## [EXERCISE REQUIREMENTS]
Go through the listing and return every line with "Potosí" in it.

## [MATERIAL PROVIDED]
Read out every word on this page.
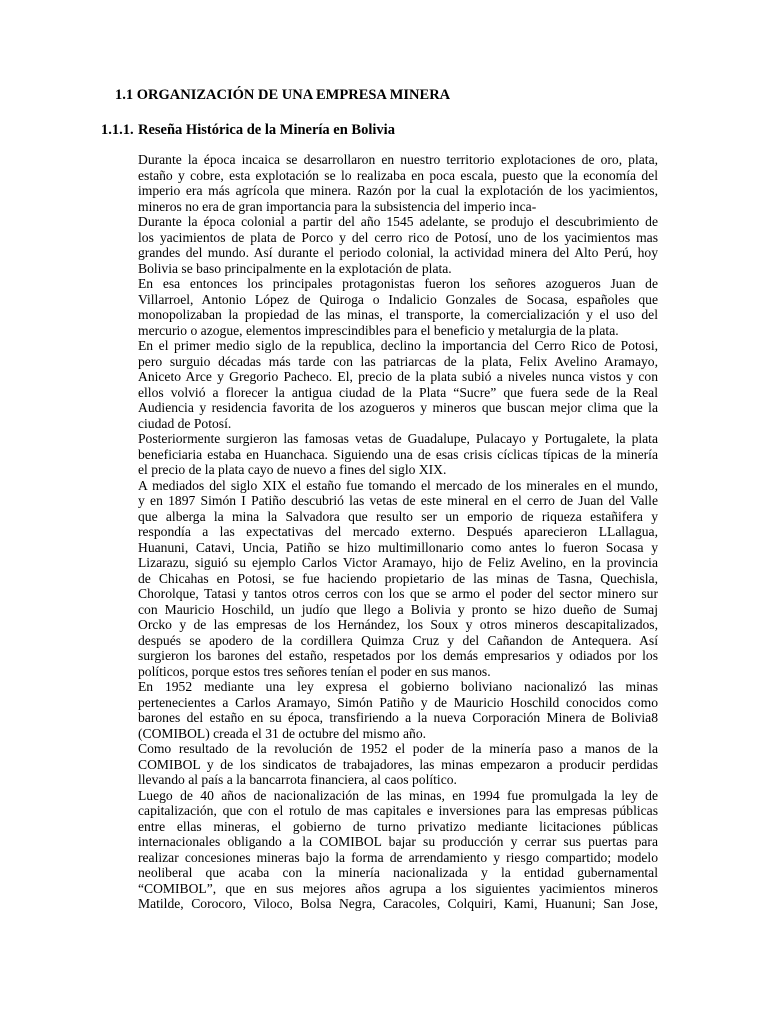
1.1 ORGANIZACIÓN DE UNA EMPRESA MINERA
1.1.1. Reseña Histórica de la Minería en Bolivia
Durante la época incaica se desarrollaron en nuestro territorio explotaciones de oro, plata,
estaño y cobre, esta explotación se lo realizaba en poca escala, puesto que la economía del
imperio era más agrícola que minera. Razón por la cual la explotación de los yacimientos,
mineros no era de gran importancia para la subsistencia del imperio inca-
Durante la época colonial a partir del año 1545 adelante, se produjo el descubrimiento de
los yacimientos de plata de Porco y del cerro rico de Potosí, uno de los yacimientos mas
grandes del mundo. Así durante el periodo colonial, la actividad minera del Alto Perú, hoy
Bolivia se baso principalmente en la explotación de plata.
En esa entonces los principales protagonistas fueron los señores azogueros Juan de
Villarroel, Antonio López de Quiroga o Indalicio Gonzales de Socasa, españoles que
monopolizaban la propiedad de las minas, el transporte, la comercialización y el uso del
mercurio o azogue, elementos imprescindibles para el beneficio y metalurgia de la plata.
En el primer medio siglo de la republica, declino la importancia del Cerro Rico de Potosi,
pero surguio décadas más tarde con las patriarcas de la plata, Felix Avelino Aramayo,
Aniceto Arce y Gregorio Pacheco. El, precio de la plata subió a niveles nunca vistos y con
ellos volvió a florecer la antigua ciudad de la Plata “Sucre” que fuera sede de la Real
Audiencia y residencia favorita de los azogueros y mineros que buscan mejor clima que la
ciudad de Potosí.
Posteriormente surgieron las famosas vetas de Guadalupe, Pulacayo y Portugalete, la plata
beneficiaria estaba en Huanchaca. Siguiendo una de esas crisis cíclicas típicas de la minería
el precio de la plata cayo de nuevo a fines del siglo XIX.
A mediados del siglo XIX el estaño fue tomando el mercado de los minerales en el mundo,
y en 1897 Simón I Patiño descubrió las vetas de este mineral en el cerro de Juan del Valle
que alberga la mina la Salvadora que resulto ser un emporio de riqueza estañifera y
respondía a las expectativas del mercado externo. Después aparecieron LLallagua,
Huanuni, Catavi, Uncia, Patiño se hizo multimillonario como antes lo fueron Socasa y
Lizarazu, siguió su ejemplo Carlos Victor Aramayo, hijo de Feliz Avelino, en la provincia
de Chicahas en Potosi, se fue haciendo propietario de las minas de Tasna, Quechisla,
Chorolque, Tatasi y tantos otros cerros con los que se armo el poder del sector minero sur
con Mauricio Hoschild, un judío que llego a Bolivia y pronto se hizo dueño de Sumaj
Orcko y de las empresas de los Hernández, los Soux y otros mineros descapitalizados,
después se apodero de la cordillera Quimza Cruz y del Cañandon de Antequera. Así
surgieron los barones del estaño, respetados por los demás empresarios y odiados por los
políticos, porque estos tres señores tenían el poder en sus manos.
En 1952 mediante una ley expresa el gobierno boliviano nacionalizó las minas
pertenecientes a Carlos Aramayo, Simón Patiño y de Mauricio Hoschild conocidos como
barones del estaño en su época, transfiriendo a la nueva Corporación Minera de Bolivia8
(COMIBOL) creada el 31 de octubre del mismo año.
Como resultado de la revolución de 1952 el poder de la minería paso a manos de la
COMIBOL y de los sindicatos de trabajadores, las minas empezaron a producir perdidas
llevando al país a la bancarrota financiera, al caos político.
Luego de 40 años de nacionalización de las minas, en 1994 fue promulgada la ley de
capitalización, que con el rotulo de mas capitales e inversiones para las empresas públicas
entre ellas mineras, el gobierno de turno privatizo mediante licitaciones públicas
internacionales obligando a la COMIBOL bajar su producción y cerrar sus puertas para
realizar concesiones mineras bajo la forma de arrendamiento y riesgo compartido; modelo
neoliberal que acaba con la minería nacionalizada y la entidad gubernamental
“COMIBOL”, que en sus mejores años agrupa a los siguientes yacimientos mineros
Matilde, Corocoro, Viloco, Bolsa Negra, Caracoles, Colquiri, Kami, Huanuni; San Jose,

--

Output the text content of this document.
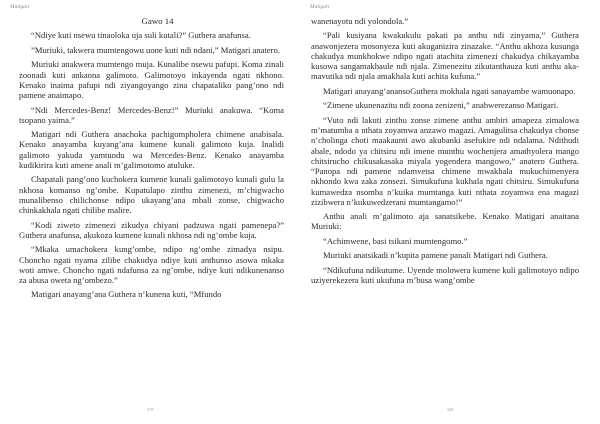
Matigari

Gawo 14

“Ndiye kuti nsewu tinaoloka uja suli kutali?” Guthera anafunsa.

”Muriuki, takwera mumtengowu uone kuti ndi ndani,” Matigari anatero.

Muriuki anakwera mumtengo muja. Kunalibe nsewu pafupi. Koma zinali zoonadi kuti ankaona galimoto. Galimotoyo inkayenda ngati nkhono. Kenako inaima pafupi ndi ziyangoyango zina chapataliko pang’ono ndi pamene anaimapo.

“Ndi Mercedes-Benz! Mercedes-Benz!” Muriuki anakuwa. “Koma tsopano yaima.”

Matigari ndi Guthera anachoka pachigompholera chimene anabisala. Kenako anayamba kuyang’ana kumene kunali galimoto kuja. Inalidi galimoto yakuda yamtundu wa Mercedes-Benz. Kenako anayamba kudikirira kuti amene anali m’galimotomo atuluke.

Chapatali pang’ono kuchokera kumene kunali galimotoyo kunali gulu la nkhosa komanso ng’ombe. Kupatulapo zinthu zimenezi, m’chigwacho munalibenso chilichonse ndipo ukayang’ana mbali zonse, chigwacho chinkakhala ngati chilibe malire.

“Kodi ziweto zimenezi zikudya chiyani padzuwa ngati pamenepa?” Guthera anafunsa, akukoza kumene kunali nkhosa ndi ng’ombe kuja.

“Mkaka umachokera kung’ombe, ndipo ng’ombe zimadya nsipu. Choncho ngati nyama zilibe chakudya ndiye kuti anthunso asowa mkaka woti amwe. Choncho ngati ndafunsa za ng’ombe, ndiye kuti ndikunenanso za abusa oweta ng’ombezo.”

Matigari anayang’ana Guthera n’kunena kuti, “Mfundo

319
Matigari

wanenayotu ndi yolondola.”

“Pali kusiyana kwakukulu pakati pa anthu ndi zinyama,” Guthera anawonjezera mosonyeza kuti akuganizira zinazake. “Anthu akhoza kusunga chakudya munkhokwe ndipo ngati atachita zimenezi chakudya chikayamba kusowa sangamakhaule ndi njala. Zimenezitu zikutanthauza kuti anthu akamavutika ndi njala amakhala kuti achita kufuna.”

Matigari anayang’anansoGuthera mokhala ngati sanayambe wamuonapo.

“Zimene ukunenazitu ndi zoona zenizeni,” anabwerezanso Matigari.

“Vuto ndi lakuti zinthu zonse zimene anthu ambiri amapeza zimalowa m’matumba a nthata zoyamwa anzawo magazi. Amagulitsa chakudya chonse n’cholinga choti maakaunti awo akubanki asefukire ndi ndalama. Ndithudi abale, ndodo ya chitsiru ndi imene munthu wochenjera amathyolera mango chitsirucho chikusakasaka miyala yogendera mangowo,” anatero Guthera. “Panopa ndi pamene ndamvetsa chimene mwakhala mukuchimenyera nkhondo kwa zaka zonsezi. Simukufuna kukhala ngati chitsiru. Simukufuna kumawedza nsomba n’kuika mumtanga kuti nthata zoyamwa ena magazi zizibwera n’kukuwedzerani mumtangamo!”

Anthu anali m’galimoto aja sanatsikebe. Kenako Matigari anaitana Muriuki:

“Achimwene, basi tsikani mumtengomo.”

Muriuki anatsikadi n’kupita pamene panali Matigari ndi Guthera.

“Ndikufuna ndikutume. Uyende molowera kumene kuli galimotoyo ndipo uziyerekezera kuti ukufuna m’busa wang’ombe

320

* * *

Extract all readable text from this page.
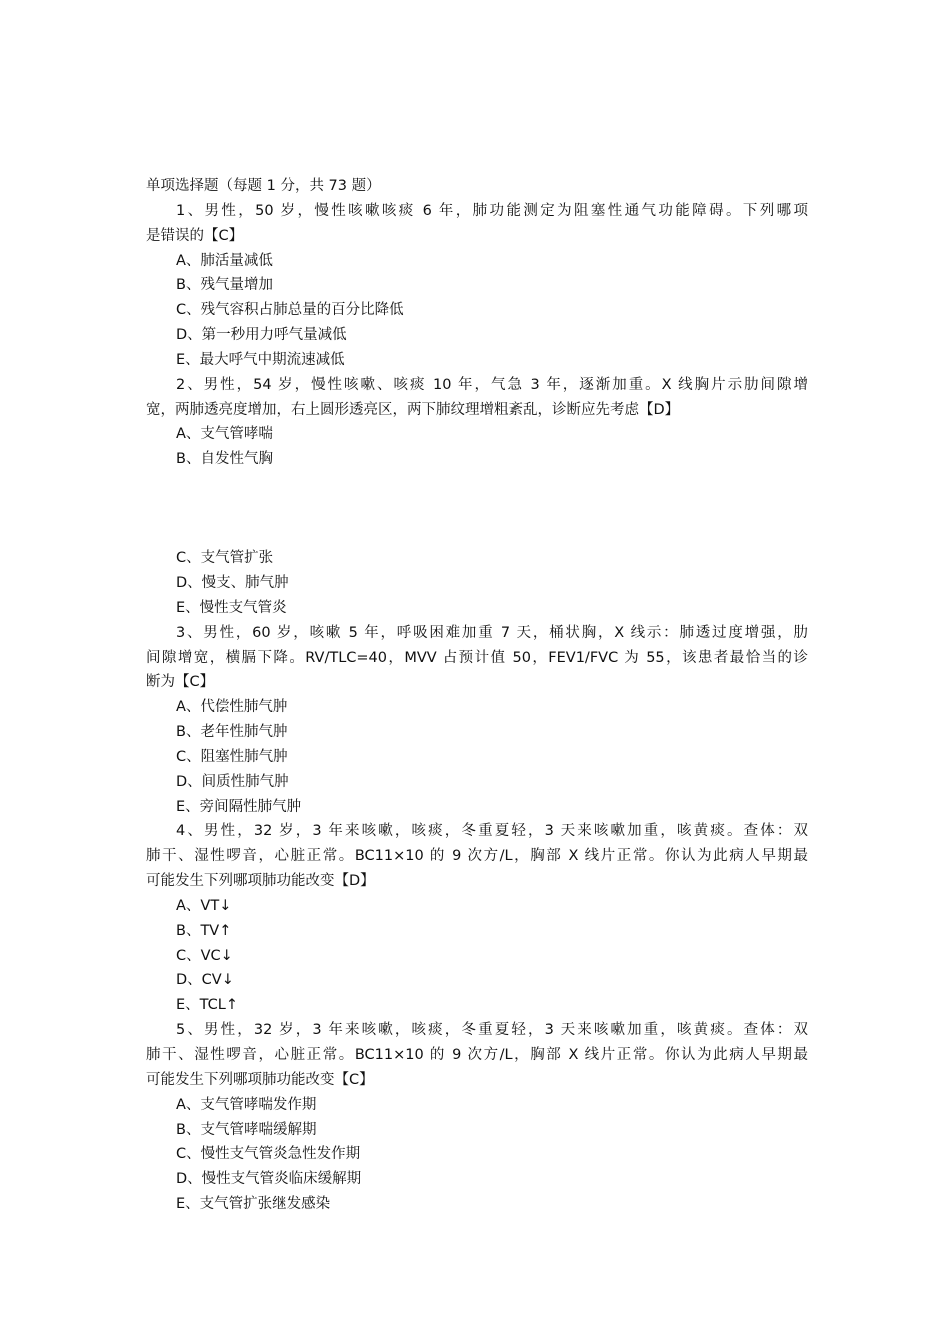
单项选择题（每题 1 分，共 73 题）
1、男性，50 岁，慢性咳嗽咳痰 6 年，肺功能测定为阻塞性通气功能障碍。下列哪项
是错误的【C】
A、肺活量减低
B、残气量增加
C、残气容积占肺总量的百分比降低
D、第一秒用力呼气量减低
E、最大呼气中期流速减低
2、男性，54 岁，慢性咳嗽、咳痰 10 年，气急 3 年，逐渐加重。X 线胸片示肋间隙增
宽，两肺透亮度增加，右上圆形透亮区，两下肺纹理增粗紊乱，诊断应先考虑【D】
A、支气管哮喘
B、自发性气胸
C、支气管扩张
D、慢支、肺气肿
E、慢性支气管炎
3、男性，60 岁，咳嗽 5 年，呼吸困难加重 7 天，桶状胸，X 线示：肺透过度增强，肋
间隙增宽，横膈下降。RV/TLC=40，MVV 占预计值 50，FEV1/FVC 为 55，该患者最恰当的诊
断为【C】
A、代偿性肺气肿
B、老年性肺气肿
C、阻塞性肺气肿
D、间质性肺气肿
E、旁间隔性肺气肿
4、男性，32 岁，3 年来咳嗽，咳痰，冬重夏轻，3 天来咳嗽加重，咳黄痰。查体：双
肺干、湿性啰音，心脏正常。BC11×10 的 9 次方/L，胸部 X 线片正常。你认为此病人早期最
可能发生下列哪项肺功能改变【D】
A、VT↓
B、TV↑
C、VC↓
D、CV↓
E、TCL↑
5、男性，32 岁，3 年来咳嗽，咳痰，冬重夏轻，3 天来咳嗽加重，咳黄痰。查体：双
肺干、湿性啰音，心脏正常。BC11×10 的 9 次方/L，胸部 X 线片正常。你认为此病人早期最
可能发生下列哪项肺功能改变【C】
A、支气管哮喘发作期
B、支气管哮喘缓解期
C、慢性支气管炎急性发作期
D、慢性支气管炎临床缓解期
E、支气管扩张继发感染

## [RESPONSE FOR THIS EXERCISE]
los yacimientos de plata de Porco y del cerro rico de Potosí, uno de los yacimientos mas
ciudad de Potosí.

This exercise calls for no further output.